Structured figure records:
====================

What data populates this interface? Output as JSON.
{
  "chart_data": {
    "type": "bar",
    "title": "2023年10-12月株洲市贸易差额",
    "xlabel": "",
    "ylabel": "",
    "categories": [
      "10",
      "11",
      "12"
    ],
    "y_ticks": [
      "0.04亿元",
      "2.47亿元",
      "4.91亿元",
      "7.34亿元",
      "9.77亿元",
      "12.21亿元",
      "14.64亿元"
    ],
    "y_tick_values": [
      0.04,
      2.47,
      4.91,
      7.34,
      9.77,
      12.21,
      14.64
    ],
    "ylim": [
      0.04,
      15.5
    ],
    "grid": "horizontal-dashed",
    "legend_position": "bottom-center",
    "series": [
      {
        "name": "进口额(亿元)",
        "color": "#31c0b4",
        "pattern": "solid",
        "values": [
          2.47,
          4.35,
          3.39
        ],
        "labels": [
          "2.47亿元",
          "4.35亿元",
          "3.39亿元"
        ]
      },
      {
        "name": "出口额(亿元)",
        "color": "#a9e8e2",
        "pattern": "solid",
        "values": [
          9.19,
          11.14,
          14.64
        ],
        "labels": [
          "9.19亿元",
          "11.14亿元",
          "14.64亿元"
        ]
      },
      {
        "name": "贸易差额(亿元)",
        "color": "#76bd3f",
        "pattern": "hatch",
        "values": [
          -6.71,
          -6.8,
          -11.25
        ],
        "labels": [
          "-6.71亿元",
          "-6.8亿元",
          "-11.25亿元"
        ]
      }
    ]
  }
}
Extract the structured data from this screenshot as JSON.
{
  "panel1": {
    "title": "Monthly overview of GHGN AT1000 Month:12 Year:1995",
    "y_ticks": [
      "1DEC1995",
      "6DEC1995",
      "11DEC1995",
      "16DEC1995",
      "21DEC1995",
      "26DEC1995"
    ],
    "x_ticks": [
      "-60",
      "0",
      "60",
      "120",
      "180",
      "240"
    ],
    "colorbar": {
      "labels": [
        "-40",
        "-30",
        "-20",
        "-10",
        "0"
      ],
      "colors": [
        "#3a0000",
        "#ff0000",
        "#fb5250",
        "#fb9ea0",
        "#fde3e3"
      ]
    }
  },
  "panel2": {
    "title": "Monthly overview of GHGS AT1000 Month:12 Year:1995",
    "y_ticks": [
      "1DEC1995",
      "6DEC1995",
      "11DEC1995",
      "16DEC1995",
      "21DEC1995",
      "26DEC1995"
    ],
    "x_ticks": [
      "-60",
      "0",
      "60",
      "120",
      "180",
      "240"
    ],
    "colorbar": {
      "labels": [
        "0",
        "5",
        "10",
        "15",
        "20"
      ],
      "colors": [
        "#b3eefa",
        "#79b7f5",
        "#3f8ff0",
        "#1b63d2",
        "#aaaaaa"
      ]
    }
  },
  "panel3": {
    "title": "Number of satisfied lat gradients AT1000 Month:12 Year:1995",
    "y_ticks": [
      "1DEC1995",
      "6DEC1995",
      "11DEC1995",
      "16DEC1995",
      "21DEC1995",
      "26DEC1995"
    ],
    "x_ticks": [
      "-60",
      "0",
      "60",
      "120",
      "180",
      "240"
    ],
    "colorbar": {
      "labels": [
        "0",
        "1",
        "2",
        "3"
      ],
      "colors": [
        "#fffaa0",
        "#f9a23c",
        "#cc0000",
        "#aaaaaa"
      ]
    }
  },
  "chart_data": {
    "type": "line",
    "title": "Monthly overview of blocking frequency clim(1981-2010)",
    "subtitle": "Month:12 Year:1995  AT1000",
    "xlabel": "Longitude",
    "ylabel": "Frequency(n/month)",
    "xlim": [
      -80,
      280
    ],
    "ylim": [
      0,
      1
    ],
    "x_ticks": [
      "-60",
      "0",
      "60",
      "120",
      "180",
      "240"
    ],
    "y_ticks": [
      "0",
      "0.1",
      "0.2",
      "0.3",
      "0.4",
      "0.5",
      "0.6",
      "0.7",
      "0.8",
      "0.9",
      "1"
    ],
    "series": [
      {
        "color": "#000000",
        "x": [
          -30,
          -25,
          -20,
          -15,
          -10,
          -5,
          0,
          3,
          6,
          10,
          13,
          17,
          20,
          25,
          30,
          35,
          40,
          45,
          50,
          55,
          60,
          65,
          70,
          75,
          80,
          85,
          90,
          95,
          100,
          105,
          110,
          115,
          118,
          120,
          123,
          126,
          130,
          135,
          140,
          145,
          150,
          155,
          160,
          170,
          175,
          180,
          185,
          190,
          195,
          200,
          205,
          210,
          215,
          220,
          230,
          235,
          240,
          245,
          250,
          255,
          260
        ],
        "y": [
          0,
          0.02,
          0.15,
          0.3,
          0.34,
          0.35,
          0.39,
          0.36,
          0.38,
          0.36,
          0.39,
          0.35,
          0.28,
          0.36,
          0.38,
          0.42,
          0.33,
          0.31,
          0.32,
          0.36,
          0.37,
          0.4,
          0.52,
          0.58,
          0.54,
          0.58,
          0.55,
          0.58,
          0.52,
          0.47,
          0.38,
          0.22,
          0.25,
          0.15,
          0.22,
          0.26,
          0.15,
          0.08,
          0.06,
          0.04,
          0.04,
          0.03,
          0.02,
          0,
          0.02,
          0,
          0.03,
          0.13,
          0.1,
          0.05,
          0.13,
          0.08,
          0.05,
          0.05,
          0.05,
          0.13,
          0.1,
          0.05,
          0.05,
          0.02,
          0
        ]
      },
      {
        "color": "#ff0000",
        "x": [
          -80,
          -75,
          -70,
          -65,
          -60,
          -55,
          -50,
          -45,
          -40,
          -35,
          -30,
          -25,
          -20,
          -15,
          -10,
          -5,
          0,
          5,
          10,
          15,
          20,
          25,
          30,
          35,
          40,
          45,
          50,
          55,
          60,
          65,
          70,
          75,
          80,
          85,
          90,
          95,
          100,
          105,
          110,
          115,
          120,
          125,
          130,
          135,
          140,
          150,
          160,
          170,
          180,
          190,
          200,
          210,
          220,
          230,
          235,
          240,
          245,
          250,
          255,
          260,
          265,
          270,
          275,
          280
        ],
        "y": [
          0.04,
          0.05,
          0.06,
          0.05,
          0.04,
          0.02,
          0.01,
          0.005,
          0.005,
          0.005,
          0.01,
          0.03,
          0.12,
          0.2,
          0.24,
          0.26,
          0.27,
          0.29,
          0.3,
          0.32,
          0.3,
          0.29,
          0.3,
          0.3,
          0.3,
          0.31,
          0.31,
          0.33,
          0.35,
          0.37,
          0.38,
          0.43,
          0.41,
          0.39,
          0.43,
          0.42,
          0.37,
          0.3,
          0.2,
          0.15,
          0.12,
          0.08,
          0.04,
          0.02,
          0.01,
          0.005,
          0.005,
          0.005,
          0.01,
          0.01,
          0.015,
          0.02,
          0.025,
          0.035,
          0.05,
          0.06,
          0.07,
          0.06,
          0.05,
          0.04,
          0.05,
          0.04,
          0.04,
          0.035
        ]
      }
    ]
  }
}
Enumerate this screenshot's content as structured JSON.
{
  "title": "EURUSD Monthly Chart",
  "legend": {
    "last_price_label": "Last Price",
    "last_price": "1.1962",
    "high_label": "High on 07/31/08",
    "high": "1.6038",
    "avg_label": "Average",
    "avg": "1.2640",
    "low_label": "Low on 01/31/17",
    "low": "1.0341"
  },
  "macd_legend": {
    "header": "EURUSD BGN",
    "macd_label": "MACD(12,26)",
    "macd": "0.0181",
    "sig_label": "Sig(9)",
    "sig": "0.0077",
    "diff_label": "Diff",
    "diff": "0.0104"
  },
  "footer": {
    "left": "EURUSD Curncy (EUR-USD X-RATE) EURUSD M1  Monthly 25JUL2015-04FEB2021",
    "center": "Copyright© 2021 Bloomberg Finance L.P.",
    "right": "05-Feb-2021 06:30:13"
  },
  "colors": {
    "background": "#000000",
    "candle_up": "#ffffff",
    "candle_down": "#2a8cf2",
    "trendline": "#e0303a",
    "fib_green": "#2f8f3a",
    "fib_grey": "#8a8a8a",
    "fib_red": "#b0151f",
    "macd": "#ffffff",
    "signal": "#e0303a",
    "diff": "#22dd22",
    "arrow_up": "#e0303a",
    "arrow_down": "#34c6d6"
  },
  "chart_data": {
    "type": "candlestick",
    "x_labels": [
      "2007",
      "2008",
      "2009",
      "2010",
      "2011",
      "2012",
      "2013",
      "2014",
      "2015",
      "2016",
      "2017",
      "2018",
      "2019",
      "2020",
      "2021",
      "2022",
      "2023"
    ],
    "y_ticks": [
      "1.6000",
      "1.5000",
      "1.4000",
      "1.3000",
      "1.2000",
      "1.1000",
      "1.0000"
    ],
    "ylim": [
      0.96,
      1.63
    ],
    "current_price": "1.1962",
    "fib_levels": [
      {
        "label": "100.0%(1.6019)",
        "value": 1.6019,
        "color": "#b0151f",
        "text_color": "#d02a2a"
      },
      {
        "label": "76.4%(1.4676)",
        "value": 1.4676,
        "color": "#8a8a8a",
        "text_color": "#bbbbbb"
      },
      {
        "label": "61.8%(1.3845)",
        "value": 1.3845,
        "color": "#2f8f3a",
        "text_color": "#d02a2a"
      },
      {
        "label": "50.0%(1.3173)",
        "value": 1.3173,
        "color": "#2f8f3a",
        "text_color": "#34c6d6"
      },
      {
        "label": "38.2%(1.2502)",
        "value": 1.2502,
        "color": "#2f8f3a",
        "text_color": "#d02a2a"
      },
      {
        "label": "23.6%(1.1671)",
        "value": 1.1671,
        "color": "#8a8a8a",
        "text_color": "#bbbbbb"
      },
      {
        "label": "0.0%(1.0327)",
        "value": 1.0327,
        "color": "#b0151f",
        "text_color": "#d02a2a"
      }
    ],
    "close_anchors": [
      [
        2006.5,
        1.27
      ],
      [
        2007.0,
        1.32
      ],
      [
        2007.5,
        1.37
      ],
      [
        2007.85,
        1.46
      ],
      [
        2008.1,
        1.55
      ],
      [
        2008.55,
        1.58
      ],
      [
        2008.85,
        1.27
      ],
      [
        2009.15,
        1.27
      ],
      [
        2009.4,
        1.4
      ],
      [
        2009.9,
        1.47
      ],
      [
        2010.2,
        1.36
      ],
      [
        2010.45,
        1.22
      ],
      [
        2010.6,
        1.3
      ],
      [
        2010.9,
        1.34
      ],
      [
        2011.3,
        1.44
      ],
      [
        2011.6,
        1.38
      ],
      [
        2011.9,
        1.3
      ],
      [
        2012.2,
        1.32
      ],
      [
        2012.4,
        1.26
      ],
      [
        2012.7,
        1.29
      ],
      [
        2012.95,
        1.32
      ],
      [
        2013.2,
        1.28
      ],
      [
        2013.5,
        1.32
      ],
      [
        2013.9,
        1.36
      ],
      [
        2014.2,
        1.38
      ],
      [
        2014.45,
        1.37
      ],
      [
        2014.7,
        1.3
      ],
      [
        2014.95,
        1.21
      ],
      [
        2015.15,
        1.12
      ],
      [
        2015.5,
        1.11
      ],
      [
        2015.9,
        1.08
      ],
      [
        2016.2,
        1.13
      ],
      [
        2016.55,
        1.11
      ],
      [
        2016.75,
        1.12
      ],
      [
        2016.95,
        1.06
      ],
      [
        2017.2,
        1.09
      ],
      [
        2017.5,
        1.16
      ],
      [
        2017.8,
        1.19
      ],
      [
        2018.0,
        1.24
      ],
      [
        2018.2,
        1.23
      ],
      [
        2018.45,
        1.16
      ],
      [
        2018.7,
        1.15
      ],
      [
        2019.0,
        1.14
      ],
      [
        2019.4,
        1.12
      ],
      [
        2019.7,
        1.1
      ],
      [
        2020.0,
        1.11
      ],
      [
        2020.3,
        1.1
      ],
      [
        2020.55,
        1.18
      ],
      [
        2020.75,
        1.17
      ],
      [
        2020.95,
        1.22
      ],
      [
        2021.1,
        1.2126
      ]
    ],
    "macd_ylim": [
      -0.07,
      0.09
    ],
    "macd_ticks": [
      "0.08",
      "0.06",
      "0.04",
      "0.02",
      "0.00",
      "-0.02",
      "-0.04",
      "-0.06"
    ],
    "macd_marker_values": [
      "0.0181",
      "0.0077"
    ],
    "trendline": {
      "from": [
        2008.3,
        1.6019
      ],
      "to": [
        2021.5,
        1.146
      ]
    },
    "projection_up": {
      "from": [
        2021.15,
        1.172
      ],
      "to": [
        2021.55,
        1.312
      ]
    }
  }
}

====================

■ DIRECTIONS
For the listing above, identify each line bearing "EURUSD".

■ TASK OUTPUT
  "title": "EURUSD Monthly Chart",
    "header": "EURUSD BGN",
    "left": "EURUSD Curncy (EUR-USD X-RATE) EURUSD M1  Monthly 25JUL2015-04FEB2021",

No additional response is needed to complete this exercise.